● **Exercise instructions**
Lay out as a numbered list the lines from the very first one through the line containing "191, 366, 198]", including both, and leave out any blank lines.

● **Data for processing**
════════

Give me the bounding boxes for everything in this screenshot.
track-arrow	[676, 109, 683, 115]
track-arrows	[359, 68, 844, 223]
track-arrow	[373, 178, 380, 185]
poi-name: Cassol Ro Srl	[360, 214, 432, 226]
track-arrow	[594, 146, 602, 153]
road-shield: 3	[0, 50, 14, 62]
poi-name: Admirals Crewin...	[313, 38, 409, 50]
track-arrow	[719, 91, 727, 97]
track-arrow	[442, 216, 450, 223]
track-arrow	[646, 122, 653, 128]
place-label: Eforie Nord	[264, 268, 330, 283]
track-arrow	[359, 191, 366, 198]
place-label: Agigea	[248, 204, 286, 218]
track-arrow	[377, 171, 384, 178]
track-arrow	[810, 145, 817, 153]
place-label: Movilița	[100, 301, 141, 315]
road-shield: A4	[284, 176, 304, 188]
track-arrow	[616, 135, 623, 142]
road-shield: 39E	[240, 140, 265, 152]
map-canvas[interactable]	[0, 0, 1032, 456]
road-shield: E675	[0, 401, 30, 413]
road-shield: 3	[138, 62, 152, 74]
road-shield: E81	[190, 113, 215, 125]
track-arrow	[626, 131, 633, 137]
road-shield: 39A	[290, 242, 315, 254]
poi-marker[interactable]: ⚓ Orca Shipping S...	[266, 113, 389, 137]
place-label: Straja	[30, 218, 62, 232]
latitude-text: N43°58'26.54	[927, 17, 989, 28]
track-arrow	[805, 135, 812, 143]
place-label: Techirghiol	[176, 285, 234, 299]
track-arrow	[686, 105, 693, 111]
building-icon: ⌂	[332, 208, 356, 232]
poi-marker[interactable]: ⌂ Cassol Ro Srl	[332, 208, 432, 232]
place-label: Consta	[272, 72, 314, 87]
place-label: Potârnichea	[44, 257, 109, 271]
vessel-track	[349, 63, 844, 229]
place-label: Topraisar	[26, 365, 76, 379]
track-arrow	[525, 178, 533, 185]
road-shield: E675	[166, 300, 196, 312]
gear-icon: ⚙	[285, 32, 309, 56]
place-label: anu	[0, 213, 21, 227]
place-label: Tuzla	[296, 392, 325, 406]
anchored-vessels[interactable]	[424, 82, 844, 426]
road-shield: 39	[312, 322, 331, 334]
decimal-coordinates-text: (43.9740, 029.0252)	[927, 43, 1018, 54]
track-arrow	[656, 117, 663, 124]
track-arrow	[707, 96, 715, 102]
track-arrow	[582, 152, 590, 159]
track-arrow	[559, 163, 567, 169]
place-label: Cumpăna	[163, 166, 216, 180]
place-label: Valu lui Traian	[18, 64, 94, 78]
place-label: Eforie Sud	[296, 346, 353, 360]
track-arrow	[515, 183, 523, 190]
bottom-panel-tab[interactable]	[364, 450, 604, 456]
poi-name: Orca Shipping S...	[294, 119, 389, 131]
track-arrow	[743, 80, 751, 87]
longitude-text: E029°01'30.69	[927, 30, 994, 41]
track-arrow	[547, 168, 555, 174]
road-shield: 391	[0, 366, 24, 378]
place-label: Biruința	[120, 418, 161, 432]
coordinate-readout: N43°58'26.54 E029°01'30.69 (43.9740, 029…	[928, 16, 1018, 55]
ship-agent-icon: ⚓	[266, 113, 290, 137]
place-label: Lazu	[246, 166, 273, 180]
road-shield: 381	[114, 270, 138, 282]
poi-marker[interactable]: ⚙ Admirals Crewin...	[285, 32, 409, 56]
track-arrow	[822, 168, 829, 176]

════════

● **Problem solution**
1. Give me the bounding boxes for everything in this screenshot.
2. track-arrow	[676, 109, 683, 115]
3. track-arrows	[359, 68, 844, 223]
4. track-arrow	[373, 178, 380, 185]
5. poi-name: Cassol Ro Srl	[360, 214, 432, 226]
6. track-arrow	[594, 146, 602, 153]
7. road-shield: 3	[0, 50, 14, 62]
8. poi-name: Admirals Crewin...	[313, 38, 409, 50]
9. track-arrow	[719, 91, 727, 97]
10. track-arrow	[442, 216, 450, 223]
11. track-arrow	[646, 122, 653, 128]
12. place-label: Eforie Nord	[264, 268, 330, 283]
13. track-arrow	[359, 191, 366, 198]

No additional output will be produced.